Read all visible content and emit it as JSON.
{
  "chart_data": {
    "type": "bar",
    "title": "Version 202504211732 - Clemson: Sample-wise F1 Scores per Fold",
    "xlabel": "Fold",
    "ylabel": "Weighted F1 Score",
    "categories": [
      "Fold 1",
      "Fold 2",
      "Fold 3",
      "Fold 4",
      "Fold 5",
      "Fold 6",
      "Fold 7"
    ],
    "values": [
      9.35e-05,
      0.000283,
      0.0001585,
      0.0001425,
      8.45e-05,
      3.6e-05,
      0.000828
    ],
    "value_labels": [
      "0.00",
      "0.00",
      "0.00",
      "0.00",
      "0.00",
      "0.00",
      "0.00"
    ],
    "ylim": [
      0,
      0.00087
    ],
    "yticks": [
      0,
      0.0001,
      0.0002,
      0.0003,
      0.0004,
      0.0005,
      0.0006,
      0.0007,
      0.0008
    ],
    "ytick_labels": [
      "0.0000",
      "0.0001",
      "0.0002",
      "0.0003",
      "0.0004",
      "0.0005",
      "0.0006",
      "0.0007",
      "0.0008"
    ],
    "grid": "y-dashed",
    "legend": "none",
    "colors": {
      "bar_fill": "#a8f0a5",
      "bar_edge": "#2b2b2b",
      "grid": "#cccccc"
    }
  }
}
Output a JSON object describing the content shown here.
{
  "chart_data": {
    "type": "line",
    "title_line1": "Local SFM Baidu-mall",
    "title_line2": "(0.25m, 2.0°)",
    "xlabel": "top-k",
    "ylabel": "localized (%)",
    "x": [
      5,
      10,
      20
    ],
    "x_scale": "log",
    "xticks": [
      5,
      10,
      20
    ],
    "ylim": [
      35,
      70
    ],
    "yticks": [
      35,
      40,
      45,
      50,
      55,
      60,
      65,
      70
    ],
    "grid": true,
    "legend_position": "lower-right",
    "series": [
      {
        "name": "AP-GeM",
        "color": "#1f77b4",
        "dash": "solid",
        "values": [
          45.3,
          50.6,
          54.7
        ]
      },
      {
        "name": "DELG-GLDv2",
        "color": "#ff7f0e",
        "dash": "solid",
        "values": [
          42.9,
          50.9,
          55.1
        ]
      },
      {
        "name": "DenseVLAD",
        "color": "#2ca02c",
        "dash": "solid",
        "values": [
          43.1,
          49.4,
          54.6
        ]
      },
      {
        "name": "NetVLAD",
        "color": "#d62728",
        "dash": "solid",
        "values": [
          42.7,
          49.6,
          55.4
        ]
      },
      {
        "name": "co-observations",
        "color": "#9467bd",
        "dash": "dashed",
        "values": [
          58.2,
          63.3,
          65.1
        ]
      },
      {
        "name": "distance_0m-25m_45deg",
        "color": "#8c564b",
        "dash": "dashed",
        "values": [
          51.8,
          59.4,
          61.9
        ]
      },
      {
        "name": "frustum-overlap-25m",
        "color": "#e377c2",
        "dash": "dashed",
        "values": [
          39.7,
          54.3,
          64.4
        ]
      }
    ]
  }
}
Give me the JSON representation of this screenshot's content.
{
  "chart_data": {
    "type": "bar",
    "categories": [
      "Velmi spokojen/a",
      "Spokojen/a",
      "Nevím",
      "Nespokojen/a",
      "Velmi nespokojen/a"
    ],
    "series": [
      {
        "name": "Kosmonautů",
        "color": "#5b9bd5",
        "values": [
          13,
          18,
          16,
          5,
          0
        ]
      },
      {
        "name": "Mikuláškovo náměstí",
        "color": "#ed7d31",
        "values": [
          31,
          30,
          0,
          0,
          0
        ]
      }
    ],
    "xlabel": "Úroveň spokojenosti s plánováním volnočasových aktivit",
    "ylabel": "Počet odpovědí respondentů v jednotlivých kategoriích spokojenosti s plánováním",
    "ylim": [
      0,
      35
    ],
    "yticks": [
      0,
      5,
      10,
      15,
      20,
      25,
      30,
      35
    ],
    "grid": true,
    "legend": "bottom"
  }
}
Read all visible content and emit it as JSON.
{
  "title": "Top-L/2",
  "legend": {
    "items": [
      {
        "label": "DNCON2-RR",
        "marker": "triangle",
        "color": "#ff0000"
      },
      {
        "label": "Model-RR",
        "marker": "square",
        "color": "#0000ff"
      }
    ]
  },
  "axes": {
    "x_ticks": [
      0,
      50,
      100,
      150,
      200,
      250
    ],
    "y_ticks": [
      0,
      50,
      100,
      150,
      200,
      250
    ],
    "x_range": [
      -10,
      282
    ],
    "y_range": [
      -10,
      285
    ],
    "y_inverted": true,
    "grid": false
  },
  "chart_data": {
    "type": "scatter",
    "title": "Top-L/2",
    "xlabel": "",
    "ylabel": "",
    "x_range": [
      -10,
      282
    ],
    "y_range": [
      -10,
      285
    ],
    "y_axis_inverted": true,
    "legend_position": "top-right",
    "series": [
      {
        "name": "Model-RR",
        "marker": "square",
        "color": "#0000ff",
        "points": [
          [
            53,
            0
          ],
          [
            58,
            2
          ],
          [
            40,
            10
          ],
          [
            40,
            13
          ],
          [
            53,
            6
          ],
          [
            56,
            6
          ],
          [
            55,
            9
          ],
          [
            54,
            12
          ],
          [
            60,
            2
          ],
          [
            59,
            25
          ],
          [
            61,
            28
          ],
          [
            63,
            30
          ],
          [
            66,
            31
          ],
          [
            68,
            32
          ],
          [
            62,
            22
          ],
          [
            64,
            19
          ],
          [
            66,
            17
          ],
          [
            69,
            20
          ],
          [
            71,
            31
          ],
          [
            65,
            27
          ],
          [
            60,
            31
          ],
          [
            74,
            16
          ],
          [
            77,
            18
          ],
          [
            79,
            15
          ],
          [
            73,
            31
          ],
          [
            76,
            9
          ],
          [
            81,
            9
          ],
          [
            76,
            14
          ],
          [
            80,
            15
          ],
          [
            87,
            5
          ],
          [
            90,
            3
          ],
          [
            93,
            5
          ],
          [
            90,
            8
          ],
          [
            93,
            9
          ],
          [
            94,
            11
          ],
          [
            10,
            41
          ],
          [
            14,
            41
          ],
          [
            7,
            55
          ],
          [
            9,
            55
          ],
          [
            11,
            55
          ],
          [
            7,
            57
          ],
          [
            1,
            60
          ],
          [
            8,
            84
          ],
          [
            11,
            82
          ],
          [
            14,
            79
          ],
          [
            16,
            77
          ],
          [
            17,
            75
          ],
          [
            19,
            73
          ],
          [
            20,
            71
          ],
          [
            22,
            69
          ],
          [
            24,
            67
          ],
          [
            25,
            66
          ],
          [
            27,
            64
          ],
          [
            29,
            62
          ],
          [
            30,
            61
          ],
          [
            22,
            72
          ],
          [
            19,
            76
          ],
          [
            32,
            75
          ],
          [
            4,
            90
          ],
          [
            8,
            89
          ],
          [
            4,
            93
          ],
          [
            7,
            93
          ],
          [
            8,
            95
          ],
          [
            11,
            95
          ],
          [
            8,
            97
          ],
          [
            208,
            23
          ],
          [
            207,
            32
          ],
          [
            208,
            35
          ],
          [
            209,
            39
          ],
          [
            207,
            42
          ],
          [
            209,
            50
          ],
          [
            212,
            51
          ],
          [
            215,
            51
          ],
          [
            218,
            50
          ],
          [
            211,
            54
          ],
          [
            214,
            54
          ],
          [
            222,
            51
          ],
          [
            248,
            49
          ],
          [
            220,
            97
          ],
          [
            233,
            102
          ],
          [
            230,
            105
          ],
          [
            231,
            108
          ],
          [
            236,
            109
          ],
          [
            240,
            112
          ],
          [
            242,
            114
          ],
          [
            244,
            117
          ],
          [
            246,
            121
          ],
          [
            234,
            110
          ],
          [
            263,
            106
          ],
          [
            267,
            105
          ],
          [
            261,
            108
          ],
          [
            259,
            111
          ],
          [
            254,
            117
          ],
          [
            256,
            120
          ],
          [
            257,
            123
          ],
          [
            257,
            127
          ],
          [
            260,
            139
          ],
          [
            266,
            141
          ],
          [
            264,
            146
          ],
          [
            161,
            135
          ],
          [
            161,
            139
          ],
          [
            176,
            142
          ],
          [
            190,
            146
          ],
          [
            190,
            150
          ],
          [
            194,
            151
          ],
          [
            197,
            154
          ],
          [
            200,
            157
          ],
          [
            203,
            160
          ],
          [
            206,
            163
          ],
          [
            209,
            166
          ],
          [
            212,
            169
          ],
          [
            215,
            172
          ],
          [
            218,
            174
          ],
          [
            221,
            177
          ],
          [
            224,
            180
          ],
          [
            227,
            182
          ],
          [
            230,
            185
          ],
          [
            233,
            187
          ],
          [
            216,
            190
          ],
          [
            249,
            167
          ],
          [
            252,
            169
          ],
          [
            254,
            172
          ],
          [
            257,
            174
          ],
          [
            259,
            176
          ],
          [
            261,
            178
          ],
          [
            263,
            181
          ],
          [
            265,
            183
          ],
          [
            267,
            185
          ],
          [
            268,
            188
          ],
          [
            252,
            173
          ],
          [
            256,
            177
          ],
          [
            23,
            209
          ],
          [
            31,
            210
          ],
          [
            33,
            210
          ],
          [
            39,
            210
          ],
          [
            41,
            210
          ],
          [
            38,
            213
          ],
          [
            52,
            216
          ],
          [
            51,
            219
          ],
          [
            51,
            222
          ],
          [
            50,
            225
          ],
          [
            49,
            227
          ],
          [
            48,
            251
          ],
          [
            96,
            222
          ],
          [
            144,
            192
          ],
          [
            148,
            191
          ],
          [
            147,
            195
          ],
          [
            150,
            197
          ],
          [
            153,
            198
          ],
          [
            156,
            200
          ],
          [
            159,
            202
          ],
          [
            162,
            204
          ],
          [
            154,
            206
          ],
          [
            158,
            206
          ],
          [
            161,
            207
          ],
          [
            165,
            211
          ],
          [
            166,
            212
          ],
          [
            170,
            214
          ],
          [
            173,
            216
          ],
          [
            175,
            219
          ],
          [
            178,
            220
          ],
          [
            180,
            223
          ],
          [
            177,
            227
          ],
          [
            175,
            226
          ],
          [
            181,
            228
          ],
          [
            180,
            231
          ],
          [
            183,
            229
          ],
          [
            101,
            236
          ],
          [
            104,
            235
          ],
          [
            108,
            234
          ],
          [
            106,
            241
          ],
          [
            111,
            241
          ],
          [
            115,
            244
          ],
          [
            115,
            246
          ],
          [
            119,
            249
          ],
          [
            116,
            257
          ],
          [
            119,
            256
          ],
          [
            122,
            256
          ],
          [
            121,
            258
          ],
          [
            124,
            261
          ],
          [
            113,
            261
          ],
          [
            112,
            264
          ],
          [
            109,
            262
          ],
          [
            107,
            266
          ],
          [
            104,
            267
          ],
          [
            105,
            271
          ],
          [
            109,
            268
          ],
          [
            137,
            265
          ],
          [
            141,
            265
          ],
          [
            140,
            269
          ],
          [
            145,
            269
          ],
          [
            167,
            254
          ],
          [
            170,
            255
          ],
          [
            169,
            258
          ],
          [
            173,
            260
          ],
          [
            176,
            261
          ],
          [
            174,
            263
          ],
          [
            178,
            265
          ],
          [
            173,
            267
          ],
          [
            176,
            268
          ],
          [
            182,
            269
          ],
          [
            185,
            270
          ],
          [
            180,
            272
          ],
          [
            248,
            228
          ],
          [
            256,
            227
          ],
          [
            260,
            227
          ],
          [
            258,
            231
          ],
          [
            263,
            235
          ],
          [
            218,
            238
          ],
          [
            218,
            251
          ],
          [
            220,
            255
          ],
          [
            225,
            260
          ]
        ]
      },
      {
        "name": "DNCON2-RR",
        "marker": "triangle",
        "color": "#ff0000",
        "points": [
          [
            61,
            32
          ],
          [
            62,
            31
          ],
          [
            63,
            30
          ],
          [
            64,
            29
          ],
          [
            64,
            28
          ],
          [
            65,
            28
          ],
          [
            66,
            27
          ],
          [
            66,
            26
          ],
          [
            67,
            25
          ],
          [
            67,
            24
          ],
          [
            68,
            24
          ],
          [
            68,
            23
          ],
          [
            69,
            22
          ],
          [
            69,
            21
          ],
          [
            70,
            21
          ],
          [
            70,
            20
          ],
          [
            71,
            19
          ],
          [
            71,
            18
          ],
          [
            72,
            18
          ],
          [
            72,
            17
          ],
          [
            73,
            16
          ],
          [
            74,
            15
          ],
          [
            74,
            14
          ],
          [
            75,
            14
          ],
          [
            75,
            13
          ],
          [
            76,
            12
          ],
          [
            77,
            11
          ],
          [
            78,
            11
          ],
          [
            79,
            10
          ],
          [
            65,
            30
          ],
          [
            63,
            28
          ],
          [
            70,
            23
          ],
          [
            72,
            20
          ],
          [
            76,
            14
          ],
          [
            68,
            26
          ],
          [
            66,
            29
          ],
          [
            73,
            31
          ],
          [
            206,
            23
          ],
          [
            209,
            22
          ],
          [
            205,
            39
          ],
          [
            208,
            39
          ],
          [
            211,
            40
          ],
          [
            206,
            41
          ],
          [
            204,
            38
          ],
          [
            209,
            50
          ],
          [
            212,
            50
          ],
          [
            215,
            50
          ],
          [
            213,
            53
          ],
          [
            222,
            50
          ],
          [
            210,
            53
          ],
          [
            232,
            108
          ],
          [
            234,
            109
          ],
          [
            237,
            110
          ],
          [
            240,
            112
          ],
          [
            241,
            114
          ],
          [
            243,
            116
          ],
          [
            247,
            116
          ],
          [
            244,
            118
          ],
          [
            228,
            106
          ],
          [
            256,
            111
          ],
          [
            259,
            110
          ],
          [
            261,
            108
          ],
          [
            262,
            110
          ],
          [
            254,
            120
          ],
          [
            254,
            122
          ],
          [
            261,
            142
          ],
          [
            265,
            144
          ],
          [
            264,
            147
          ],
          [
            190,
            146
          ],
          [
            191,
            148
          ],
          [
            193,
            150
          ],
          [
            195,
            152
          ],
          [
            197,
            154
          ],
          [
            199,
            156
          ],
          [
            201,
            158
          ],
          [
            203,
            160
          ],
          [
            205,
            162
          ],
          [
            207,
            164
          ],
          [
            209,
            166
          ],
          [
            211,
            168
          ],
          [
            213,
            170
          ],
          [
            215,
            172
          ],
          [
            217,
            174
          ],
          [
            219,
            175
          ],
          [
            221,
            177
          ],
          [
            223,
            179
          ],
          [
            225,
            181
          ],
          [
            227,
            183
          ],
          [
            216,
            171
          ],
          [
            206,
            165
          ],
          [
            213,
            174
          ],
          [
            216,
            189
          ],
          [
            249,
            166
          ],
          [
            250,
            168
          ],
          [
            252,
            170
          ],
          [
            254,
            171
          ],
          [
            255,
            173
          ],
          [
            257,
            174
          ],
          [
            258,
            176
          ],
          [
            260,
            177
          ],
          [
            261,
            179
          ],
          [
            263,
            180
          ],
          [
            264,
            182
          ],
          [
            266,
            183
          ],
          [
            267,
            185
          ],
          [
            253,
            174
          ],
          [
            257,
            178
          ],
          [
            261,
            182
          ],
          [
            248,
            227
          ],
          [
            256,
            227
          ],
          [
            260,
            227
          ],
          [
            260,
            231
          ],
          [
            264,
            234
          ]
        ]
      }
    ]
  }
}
※ ※ ※
**The problem:** Looking at the records above, report how many lines contain the word "true". Answer with the number only.

**Solution:** 4